▶ **Data records**
##########

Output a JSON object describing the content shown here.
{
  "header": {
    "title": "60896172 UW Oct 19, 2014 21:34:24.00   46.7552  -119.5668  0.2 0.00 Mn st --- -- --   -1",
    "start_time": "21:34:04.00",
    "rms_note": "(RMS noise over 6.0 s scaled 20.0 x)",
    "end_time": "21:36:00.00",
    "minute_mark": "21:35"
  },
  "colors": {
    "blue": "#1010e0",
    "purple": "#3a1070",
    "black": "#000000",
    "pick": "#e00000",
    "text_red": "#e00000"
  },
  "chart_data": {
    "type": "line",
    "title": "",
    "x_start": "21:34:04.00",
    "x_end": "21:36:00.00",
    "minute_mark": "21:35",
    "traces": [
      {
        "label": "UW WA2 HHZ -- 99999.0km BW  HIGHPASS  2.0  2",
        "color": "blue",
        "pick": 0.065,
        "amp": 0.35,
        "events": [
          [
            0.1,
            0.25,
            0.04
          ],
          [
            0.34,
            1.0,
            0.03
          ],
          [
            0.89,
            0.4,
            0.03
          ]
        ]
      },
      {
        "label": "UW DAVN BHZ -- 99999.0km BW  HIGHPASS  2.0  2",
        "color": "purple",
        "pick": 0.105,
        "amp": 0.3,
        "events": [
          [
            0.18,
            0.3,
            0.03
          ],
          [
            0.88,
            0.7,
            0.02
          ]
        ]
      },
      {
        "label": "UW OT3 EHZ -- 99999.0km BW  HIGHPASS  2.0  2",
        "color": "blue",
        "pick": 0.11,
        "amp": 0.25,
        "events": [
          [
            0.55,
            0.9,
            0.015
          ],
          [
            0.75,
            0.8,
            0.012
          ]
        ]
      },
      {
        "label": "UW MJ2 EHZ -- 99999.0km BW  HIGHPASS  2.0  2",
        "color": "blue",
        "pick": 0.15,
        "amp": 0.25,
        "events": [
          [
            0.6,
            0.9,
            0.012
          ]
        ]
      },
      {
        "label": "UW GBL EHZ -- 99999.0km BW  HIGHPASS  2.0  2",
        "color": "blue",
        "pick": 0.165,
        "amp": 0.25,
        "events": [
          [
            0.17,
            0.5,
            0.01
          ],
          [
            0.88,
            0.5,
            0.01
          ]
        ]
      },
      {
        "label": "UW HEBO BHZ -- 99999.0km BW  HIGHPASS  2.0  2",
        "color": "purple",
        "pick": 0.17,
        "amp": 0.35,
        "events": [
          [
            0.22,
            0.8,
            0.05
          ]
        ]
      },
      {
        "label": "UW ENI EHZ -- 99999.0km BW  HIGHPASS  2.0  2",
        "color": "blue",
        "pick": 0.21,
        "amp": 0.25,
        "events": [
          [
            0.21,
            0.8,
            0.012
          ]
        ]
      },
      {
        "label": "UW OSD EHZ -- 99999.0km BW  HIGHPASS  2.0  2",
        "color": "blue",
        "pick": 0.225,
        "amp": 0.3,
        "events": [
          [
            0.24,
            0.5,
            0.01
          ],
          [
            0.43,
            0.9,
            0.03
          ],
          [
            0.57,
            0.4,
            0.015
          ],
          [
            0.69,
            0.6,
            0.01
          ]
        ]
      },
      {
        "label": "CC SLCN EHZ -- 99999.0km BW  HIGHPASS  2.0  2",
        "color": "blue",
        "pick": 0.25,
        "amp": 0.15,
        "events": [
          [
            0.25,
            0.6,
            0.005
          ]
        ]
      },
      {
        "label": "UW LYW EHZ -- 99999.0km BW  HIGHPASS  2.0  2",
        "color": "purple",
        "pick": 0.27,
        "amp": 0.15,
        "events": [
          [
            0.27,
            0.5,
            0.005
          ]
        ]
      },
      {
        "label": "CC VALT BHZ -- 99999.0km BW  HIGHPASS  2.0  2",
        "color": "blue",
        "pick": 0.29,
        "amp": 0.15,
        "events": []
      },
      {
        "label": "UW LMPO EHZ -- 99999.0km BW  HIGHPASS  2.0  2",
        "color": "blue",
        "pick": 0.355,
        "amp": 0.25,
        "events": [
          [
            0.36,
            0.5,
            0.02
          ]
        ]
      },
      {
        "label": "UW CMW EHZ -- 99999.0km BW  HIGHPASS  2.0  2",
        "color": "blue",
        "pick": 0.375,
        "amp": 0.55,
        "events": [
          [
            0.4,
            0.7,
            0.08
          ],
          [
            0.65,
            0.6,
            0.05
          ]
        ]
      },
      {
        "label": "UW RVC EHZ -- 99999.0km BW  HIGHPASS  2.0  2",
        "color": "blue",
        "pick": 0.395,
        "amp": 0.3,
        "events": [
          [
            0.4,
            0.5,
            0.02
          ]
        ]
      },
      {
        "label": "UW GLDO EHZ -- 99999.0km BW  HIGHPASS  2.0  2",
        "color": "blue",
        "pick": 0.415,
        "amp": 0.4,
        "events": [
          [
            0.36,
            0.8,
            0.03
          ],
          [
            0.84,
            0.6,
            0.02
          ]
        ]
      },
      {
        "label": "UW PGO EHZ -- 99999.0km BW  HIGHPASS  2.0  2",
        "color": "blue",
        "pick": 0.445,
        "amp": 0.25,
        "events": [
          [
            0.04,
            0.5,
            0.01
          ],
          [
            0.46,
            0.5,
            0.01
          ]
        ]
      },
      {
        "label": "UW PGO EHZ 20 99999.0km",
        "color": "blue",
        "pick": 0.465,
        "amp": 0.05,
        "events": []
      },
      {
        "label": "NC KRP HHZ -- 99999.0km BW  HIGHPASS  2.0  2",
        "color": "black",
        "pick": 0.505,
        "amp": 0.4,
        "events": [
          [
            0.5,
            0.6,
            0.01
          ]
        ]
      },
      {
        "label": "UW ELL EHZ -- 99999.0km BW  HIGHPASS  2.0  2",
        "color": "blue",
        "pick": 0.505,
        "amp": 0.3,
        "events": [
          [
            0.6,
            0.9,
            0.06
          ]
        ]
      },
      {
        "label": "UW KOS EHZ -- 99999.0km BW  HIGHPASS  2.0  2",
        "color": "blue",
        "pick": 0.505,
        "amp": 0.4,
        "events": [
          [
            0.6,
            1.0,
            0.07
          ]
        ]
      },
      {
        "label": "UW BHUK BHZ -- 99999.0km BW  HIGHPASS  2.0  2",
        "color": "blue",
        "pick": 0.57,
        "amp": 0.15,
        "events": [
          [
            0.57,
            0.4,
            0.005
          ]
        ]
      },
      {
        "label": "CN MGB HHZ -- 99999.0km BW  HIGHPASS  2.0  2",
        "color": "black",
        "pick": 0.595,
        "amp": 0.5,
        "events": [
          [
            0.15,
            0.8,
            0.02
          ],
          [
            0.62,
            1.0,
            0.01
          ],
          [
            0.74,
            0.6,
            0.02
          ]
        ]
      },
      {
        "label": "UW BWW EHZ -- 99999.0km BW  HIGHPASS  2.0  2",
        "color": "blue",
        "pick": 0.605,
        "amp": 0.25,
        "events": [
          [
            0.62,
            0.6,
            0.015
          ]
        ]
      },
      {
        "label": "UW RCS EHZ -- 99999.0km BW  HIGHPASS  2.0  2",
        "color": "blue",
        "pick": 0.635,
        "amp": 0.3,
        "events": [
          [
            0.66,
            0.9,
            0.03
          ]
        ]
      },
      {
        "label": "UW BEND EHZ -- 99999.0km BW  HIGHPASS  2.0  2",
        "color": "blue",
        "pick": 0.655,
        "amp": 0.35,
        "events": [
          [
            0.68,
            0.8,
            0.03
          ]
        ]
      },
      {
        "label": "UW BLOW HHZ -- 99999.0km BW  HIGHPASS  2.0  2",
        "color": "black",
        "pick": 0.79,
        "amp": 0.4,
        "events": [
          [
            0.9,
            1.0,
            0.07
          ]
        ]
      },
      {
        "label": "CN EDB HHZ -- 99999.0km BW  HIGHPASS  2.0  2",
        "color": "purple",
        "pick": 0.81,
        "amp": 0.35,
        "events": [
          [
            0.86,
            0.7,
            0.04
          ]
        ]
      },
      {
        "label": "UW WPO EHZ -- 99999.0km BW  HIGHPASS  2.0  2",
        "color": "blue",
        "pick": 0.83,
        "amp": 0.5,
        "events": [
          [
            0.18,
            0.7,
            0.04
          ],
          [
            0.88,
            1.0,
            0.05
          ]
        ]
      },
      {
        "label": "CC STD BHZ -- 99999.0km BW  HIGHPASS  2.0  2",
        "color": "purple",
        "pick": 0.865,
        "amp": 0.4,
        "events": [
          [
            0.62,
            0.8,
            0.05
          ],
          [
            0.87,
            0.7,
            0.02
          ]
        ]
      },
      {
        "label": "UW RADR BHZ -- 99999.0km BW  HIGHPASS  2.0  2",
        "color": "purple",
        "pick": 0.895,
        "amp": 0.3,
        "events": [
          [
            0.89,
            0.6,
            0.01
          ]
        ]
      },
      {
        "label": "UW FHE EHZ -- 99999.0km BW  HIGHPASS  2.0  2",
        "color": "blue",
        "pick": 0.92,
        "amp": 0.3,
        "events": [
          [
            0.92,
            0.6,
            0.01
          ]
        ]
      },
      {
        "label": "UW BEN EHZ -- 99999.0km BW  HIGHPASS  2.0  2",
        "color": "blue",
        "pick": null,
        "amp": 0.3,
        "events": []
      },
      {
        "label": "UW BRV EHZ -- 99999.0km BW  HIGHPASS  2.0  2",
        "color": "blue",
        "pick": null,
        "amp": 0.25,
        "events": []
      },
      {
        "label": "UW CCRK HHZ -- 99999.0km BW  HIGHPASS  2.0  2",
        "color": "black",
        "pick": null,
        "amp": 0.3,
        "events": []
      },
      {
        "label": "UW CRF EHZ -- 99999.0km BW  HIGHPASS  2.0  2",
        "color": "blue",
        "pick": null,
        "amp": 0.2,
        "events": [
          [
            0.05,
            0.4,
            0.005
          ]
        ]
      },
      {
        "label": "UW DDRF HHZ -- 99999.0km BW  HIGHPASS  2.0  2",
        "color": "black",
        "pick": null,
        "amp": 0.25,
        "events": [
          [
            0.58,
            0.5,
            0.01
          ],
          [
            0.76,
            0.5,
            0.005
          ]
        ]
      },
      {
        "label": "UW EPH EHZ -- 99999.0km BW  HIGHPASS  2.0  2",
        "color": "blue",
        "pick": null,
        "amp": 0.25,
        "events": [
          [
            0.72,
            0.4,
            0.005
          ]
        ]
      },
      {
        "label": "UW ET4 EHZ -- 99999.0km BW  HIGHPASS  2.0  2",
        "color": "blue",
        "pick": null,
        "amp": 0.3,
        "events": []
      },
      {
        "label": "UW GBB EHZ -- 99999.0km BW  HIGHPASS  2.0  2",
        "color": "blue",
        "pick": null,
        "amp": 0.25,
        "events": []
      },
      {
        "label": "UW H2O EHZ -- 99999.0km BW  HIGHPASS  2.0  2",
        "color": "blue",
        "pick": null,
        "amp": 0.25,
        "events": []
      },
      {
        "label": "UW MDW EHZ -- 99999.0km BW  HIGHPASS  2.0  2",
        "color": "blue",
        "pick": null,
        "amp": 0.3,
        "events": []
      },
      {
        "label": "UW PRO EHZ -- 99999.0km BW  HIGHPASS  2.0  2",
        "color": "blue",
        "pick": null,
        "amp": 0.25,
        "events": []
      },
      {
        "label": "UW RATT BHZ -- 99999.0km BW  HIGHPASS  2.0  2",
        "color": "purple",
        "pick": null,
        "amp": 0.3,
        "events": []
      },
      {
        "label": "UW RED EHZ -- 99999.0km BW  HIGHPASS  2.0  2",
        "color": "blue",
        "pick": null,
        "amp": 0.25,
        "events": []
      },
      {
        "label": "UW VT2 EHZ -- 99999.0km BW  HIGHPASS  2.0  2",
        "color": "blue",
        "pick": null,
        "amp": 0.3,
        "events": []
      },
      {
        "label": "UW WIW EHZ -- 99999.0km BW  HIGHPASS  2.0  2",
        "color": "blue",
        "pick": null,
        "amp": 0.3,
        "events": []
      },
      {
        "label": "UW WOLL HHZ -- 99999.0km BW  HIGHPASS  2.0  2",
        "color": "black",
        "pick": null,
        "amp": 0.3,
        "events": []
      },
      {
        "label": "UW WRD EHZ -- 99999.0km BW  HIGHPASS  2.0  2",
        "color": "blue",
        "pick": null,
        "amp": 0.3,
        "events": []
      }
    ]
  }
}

##########

▶ **TO DO**
Copy out every line of the listing that includes the string "title".

▶ **RIGHT ANSWER**
    "title": "60896172 UW Oct 19, 2014 21:34:24.00   46.7552  -119.5668  0.2 0.00 Mn st --- -- --   -1",
    "title": "",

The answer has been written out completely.